AIM OF THE EXERCISE: Using the data that follows, give the number of lines where the string "TypeScript" occurs, and nothing else.

EXCERPTED RECORDS:
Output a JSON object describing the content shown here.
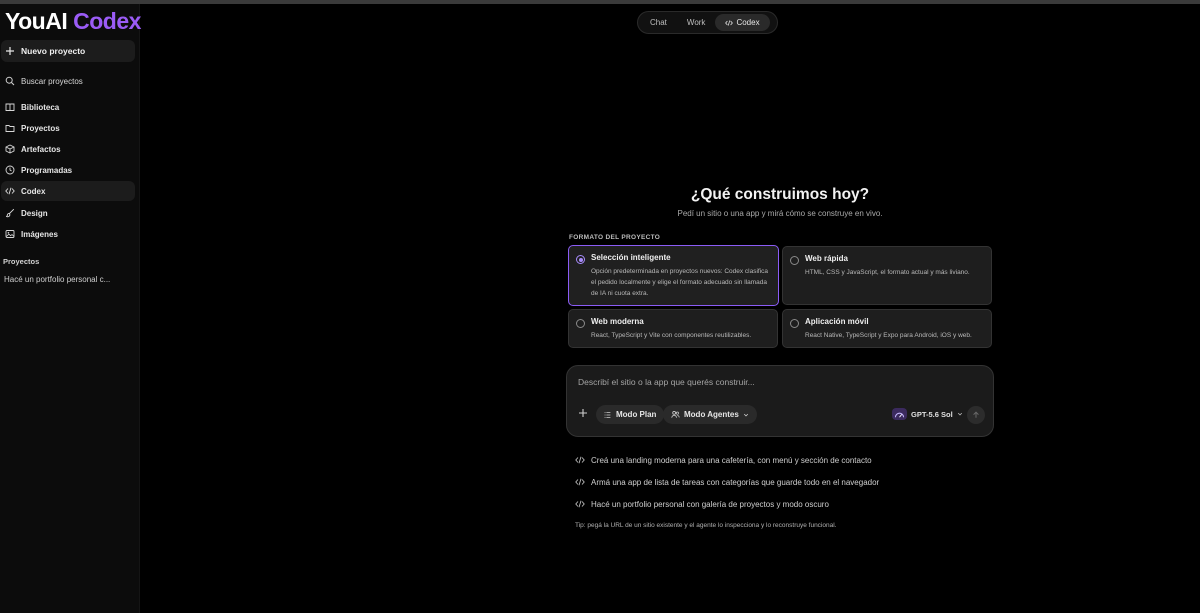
{
  "brand": {
    "name_white": "YouAI",
    "name_purple": "Codex",
    "purple": "#9b5cf6"
  },
  "sidebar": {
    "new_project": "Nuevo proyecto",
    "search": "Buscar proyectos",
    "items": [
      {
        "label": "Biblioteca",
        "icon": "book-icon"
      },
      {
        "label": "Proyectos",
        "icon": "folder-icon"
      },
      {
        "label": "Artefactos",
        "icon": "cube-icon"
      },
      {
        "label": "Programadas",
        "icon": "clock-icon"
      },
      {
        "label": "Codex",
        "icon": "code-icon",
        "active": true
      },
      {
        "label": "Design",
        "icon": "brush-icon"
      },
      {
        "label": "Imágenes",
        "icon": "image-icon"
      }
    ],
    "section_label": "Proyectos",
    "recent": [
      "Hacé un portfolio personal c..."
    ]
  },
  "tabs": {
    "items": [
      "Chat",
      "Work",
      "Codex"
    ],
    "active": "Codex"
  },
  "main": {
    "headline": "¿Qué construimos hoy?",
    "subline": "Pedí un sitio o una app y mirá cómo se construye en vivo.",
    "format_label": "FORMATO DEL PROYECTO",
    "cards": [
      {
        "title": "Selección inteligente",
        "desc": "Opción predeterminada en proyectos nuevos: Codex clasifica el pedido localmente y elige el formato adecuado sin llamada de IA ni cuota extra.",
        "selected": true
      },
      {
        "title": "Web rápida",
        "desc": "HTML, CSS y JavaScript, el formato actual y más liviano.",
        "selected": false
      },
      {
        "title": "Web moderna",
        "desc": "React, TypeScript y Vite con componentes reutilizables.",
        "selected": false
      },
      {
        "title": "Aplicación móvil",
        "desc": "React Native, TypeScript y Expo para Android, iOS y web.",
        "selected": false
      }
    ]
  },
  "composer": {
    "placeholder": "Describí el sitio o la app que querés construir...",
    "plan_label": "Modo Plan",
    "agents_label": "Modo Agentes",
    "model_label": "GPT-5.6 Sol"
  },
  "suggestions": [
    "Creá una landing moderna para una cafetería, con menú y sección de contacto",
    "Armá una app de lista de tareas con categorías que guarde todo en el navegador",
    "Hacé un portfolio personal con galería de proyectos y modo oscuro"
  ],
  "tip": "Tip: pegá la URL de un sitio existente y el agente lo inspecciona y lo reconstruye funcional."
}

WRITTEN RESPONSE: 2